## What to work on
Print all the data, keeping every line exactly as it is.

── Data listing

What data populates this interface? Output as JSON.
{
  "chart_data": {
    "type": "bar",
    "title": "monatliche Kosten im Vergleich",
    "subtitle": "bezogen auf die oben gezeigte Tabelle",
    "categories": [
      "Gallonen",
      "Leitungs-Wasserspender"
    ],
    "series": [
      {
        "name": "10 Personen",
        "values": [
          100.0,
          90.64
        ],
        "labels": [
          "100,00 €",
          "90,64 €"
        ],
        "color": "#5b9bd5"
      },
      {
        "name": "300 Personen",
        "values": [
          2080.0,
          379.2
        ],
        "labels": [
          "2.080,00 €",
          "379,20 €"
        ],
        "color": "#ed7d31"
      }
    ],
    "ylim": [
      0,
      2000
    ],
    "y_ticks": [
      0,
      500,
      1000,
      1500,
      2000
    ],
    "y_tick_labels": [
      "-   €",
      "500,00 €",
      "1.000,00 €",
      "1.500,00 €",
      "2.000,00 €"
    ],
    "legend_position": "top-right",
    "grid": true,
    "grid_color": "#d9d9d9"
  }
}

────

## Exercise output
What data populates this interface? Output as JSON.
{
  "chart_data": {
    "type": "bar",
    "title": "monatliche Kosten im Vergleich",
    "subtitle": "bezogen auf die oben gezeigte Tabelle",
    "categories": [
      "Gallonen",
      "Leitungs-Wasserspender"
    ],
    "series": [
      {
        "name": "10 Personen",
        "values": [
          100.0,
          90.64
        ],
        "labels": [
          "100,00 €",
          "90,64 €"
        ],
        "color": "#5b9bd5"
      },
      {
        "name": "300 Personen",
        "values": [
          2080.0,
          379.2
        ],
        "labels": [
          "2.080,00 €",
          "379,20 €"
        ],
        "color": "#ed7d31"
      }
    ],
    "ylim": [
      0,
      2000
    ],
    "y_ticks": [
      0,
      500,
      1000,
      1500,
      2000
    ],
    "y_tick_labels": [
      "-   €",
      "500,00 €",
      "1.000,00 €",
      "1.500,00 €",
      "2.000,00 €"
    ],
    "legend_position": "top-right",
    "grid": true,
    "grid_color": "#d9d9d9"
  }
}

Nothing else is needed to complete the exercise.